--- START ---
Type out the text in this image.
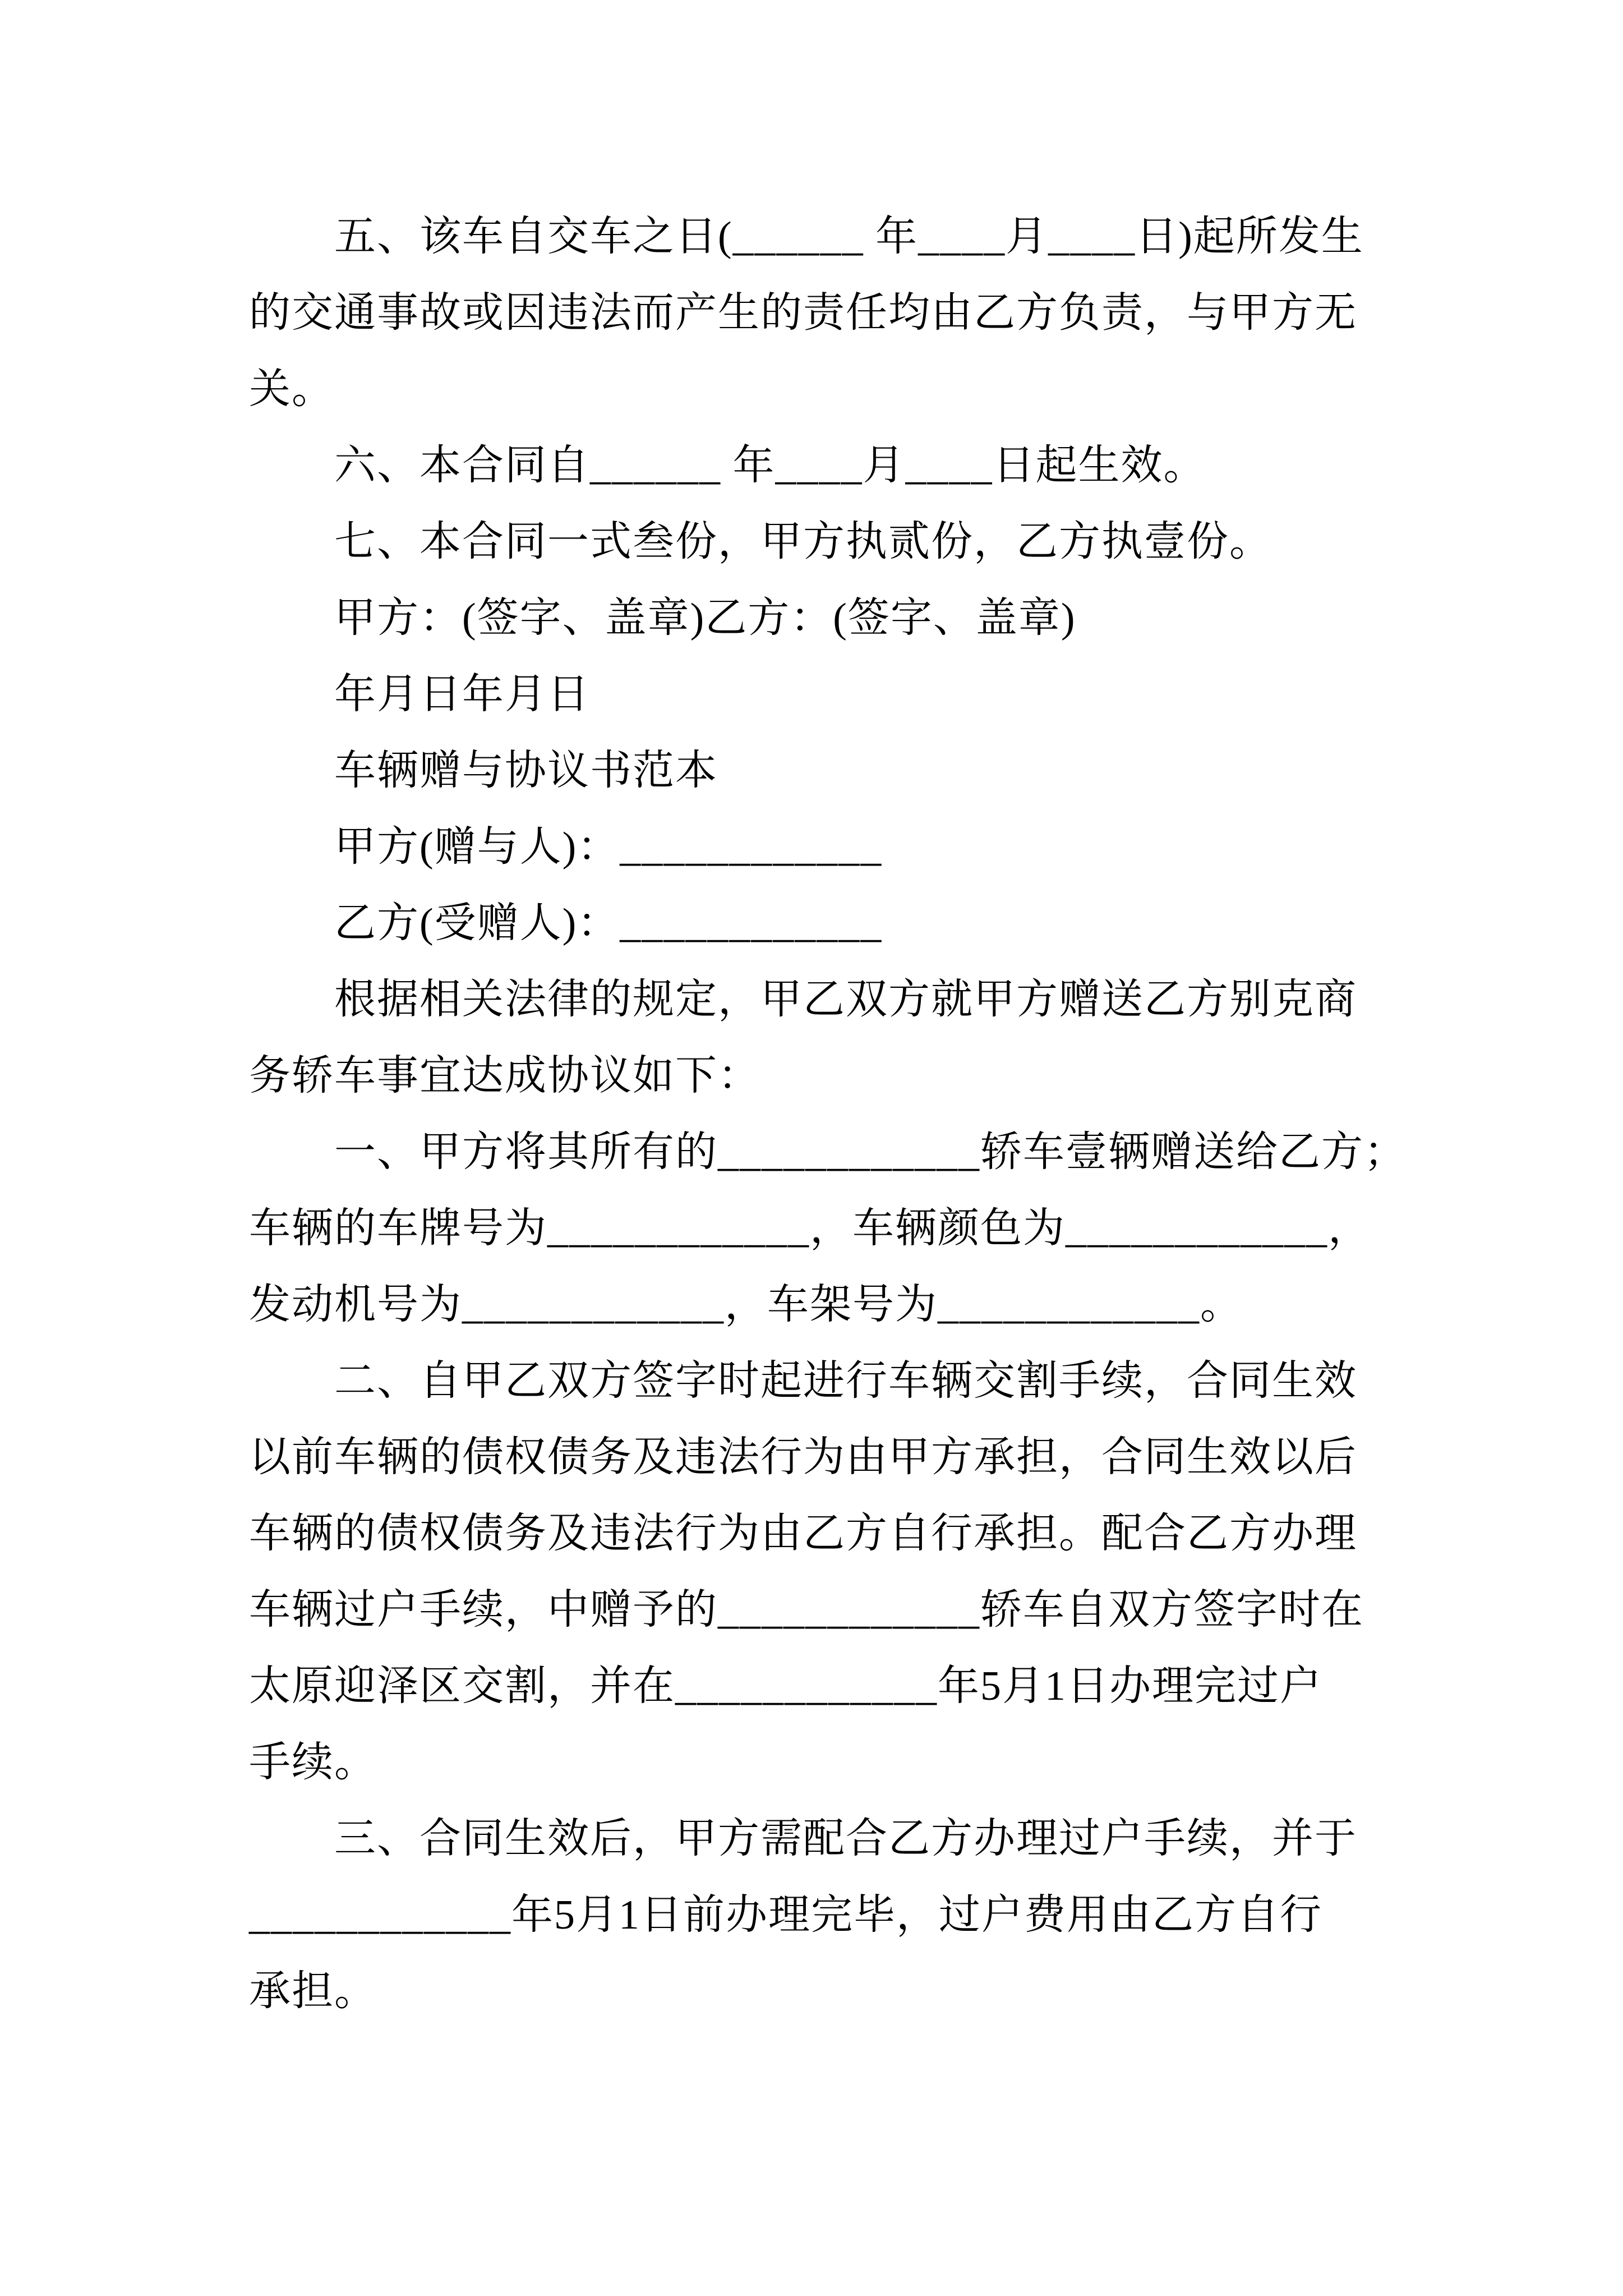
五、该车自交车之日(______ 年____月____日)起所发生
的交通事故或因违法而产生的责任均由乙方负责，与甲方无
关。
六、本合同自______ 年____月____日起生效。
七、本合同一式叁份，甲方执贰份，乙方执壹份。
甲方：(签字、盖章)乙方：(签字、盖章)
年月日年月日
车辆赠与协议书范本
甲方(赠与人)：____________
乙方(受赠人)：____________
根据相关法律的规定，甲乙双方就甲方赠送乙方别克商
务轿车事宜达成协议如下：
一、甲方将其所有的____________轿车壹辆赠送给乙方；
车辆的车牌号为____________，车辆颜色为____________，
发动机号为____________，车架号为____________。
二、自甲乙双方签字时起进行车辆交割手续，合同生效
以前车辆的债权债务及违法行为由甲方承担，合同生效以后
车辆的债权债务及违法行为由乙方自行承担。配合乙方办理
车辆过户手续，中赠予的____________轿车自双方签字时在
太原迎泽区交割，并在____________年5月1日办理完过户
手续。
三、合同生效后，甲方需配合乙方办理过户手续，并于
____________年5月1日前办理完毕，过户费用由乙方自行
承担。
--- END ---
● **WHAT YOU NEED TO DO**: Omit every picture, then repeat the remaining data exactly as it appears above.

● **TASK RESULT**:
Type out the text in this image.
五、该车自交车之日(______ 年____月____日)起所发生
的交通事故或因违法而产生的责任均由乙方负责，与甲方无
关。
六、本合同自______ 年____月____日起生效。
七、本合同一式叁份，甲方执贰份，乙方执壹份。
甲方：(签字、盖章)乙方：(签字、盖章)
年月日年月日
车辆赠与协议书范本
甲方(赠与人)：____________
乙方(受赠人)：____________
根据相关法律的规定，甲乙双方就甲方赠送乙方别克商
务轿车事宜达成协议如下：
一、甲方将其所有的____________轿车壹辆赠送给乙方；
车辆的车牌号为____________，车辆颜色为____________，
发动机号为____________，车架号为____________。
二、自甲乙双方签字时起进行车辆交割手续，合同生效
以前车辆的债权债务及违法行为由甲方承担，合同生效以后
车辆的债权债务及违法行为由乙方自行承担。配合乙方办理
车辆过户手续，中赠予的____________轿车自双方签字时在
太原迎泽区交割，并在____________年5月1日办理完过户
手续。
三、合同生效后，甲方需配合乙方办理过户手续，并于
____________年5月1日前办理完毕，过户费用由乙方自行
承担。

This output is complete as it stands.